[Requirement]
Copy the records below exactly as they appear.

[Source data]
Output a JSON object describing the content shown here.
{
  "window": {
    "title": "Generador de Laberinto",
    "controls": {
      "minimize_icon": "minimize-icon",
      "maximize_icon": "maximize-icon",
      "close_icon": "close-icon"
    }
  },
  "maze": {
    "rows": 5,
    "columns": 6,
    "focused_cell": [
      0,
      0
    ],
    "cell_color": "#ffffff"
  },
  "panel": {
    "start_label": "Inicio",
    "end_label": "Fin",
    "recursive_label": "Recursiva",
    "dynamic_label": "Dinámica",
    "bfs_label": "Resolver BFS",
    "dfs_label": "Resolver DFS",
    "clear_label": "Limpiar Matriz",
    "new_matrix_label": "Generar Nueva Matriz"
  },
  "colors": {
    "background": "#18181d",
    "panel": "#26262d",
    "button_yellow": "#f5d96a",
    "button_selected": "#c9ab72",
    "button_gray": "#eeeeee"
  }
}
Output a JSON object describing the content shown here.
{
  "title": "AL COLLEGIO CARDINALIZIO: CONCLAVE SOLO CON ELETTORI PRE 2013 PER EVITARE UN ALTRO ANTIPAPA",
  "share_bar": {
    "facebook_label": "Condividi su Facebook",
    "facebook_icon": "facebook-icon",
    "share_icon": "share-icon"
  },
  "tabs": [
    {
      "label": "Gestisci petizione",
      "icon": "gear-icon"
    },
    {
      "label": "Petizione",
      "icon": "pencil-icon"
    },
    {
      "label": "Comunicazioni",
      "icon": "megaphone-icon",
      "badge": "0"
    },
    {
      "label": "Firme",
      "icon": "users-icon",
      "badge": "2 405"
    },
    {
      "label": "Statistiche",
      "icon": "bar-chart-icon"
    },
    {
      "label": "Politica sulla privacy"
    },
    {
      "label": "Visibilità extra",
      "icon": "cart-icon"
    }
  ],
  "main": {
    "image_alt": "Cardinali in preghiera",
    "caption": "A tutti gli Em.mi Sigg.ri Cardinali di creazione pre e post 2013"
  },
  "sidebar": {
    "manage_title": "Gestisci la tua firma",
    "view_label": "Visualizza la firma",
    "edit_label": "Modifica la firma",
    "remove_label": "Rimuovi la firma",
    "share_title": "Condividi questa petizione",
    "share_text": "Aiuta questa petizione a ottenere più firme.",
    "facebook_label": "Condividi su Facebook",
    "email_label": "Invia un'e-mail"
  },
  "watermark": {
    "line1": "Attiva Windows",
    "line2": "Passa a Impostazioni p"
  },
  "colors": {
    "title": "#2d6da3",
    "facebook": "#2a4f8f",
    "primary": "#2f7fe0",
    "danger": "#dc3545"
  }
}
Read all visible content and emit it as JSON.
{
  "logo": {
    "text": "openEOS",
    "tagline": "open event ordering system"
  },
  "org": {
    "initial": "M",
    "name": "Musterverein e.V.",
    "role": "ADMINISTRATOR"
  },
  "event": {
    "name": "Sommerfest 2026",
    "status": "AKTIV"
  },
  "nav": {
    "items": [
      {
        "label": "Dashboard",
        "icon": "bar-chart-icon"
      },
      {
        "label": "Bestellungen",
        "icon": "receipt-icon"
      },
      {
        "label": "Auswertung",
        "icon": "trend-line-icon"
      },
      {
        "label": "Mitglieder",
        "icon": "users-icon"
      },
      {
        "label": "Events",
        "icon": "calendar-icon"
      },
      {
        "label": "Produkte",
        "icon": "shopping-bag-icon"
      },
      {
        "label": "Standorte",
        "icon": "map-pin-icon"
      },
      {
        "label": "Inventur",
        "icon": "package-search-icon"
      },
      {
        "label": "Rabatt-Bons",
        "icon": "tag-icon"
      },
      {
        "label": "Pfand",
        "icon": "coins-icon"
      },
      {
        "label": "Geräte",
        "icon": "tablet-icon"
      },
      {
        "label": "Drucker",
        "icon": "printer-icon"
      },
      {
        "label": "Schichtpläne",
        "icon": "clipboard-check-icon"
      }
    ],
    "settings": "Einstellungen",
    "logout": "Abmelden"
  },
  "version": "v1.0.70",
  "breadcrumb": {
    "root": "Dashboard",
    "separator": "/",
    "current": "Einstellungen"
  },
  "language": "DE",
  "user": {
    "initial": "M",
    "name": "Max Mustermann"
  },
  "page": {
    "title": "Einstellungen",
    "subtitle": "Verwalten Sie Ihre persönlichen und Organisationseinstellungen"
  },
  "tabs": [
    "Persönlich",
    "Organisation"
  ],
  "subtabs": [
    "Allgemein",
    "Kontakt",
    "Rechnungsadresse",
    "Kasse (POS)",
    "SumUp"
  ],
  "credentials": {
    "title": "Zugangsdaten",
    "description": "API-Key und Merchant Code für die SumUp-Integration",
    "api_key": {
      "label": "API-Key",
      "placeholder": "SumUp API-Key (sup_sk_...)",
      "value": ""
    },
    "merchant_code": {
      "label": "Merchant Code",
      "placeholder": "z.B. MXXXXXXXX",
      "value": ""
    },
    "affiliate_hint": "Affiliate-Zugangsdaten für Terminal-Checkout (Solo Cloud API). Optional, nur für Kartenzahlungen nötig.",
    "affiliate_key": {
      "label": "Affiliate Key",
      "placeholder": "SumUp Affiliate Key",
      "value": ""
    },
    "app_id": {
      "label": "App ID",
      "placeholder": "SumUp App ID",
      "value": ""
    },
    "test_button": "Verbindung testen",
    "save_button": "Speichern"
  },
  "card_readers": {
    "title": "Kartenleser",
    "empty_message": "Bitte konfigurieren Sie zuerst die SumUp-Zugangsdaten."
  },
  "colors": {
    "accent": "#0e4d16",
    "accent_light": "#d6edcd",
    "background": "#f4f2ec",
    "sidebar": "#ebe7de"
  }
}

[Solution to this exercise]
Output a JSON object describing the content shown here.
{
  "window": {
    "title": "Generador de Laberinto",
    "controls": {
      "minimize_icon": "minimize-icon",
      "maximize_icon": "maximize-icon",
      "close_icon": "close-icon"
    }
  },
  "maze": {
    "rows": 5,
    "columns": 6,
    "focused_cell": [
      0,
      0
    ],
    "cell_color": "#ffffff"
  },
  "panel": {
    "start_label": "Inicio",
    "end_label": "Fin",
    "recursive_label": "Recursiva",
    "dynamic_label": "Dinámica",
    "bfs_label": "Resolver BFS",
    "dfs_label": "Resolver DFS",
    "clear_label": "Limpiar Matriz",
    "new_matrix_label": "Generar Nueva Matriz"
  },
  "colors": {
    "background": "#18181d",
    "panel": "#26262d",
    "button_yellow": "#f5d96a",
    "button_selected": "#c9ab72",
    "button_gray": "#eeeeee"
  }
}
Output a JSON object describing the content shown here.
{
  "title": "AL COLLEGIO CARDINALIZIO: CONCLAVE SOLO CON ELETTORI PRE 2013 PER EVITARE UN ALTRO ANTIPAPA",
  "share_bar": {
    "facebook_label": "Condividi su Facebook",
    "facebook_icon": "facebook-icon",
    "share_icon": "share-icon"
  },
  "tabs": [
    {
      "label": "Gestisci petizione",
      "icon": "gear-icon"
    },
    {
      "label": "Petizione",
      "icon": "pencil-icon"
    },
    {
      "label": "Comunicazioni",
      "icon": "megaphone-icon",
      "badge": "0"
    },
    {
      "label": "Firme",
      "icon": "users-icon",
      "badge": "2 405"
    },
    {
      "label": "Statistiche",
      "icon": "bar-chart-icon"
    },
    {
      "label": "Politica sulla privacy"
    },
    {
      "label": "Visibilità extra",
      "icon": "cart-icon"
    }
  ],
  "main": {
    "image_alt": "Cardinali in preghiera",
    "caption": "A tutti gli Em.mi Sigg.ri Cardinali di creazione pre e post 2013"
  },
  "sidebar": {
    "manage_title": "Gestisci la tua firma",
    "view_label": "Visualizza la firma",
    "edit_label": "Modifica la firma",
    "remove_label": "Rimuovi la firma",
    "share_title": "Condividi questa petizione",
    "share_text": "Aiuta questa petizione a ottenere più firme.",
    "facebook_label": "Condividi su Facebook",
    "email_label": "Invia un'e-mail"
  },
  "watermark": {
    "line1": "Attiva Windows",
    "line2": "Passa a Impostazioni p"
  },
  "colors": {
    "title": "#2d6da3",
    "facebook": "#2a4f8f",
    "primary": "#2f7fe0",
    "danger": "#dc3545"
  }
}
Read all visible content and emit it as JSON.
{
  "logo": {
    "text": "openEOS",
    "tagline": "open event ordering system"
  },
  "org": {
    "initial": "M",
    "name": "Musterverein e.V.",
    "role": "ADMINISTRATOR"
  },
  "event": {
    "name": "Sommerfest 2026",
    "status": "AKTIV"
  },
  "nav": {
    "items": [
      {
        "label": "Dashboard",
        "icon": "bar-chart-icon"
      },
      {
        "label": "Bestellungen",
        "icon": "receipt-icon"
      },
      {
        "label": "Auswertung",
        "icon": "trend-line-icon"
      },
      {
        "label": "Mitglieder",
        "icon": "users-icon"
      },
      {
        "label": "Events",
        "icon": "calendar-icon"
      },
      {
        "label": "Produkte",
        "icon": "shopping-bag-icon"
      },
      {
        "label": "Standorte",
        "icon": "map-pin-icon"
      },
      {
        "label": "Inventur",
        "icon": "package-search-icon"
      },
      {
        "label": "Rabatt-Bons",
        "icon": "tag-icon"
      },
      {
        "label": "Pfand",
        "icon": "coins-icon"
      },
      {
        "label": "Geräte",
        "icon": "tablet-icon"
      },
      {
        "label": "Drucker",
        "icon": "printer-icon"
      },
      {
        "label": "Schichtpläne",
        "icon": "clipboard-check-icon"
      }
    ],
    "settings": "Einstellungen",
    "logout": "Abmelden"
  },
  "version": "v1.0.70",
  "breadcrumb": {
    "root": "Dashboard",
    "separator": "/",
    "current": "Einstellungen"
  },
  "language": "DE",
  "user": {
    "initial": "M",
    "name": "Max Mustermann"
  },
  "page": {
    "title": "Einstellungen",
    "subtitle": "Verwalten Sie Ihre persönlichen und Organisationseinstellungen"
  },
  "tabs": [
    "Persönlich",
    "Organisation"
  ],
  "subtabs": [
    "Allgemein",
    "Kontakt",
    "Rechnungsadresse",
    "Kasse (POS)",
    "SumUp"
  ],
  "credentials": {
    "title": "Zugangsdaten",
    "description": "API-Key und Merchant Code für die SumUp-Integration",
    "api_key": {
      "label": "API-Key",
      "placeholder": "SumUp API-Key (sup_sk_...)",
      "value": ""
    },
    "merchant_code": {
      "label": "Merchant Code",
      "placeholder": "z.B. MXXXXXXXX",
      "value": ""
    },
    "affiliate_hint": "Affiliate-Zugangsdaten für Terminal-Checkout (Solo Cloud API). Optional, nur für Kartenzahlungen nötig.",
    "affiliate_key": {
      "label": "Affiliate Key",
      "placeholder": "SumUp Affiliate Key",
      "value": ""
    },
    "app_id": {
      "label": "App ID",
      "placeholder": "SumUp App ID",
      "value": ""
    },
    "test_button": "Verbindung testen",
    "save_button": "Speichern"
  },
  "card_readers": {
    "title": "Kartenleser",
    "empty_message": "Bitte konfigurieren Sie zuerst die SumUp-Zugangsdaten."
  },
  "colors": {
    "accent": "#0e4d16",
    "accent_light": "#d6edcd",
    "background": "#f4f2ec",
    "sidebar": "#ebe7de"
  }
}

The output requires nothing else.